[WHAT THE EXERCISE ASKS]: In the listing that follows, count every line with the word "ПУНКТУ" in it and write only the total.

[Records from a data collection]:
·····

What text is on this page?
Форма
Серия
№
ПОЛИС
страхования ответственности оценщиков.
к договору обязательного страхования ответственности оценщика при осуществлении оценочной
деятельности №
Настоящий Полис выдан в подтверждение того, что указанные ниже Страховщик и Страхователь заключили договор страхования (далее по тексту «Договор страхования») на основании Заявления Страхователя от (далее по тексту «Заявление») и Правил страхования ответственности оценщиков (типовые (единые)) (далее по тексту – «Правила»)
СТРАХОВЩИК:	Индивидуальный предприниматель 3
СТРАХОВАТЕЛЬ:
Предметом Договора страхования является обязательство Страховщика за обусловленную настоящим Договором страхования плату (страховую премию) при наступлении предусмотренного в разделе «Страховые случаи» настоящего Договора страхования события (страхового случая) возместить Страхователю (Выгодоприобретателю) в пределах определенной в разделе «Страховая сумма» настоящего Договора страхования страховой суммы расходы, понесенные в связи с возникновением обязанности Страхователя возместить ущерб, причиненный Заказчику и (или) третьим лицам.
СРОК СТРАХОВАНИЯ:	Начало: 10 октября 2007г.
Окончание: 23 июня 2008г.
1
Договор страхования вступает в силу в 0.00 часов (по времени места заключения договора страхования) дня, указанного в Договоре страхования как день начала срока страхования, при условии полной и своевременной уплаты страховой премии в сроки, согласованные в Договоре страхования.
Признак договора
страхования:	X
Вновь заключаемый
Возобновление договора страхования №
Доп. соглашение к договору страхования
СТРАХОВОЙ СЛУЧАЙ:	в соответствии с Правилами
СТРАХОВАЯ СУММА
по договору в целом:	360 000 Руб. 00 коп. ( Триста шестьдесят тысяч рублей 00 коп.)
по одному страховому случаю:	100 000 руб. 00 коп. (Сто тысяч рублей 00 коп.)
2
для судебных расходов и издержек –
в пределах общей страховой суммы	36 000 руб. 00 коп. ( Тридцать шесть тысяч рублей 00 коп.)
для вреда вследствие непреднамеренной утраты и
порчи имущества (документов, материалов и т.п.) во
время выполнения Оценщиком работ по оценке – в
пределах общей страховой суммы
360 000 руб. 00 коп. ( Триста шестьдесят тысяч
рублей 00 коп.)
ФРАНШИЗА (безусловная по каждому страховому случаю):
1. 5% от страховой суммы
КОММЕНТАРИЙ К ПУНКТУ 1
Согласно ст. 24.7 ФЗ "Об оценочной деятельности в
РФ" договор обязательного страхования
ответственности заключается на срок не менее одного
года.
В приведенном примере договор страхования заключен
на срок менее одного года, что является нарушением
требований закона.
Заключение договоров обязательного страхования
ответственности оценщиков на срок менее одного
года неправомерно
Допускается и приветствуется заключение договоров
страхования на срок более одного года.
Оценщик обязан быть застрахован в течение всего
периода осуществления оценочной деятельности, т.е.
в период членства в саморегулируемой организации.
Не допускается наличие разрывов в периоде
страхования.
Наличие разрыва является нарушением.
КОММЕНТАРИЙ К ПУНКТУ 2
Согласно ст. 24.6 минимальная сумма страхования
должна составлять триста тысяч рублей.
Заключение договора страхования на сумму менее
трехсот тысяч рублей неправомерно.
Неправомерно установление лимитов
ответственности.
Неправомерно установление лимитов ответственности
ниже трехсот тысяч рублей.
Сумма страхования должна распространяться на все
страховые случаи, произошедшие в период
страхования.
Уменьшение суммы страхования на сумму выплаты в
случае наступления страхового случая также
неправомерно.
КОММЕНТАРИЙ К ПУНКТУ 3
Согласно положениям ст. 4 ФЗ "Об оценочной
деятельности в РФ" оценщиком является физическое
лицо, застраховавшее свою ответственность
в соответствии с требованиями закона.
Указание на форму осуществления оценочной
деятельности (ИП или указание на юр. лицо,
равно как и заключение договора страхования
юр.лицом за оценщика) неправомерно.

·····

[THE OUTPUT]: 3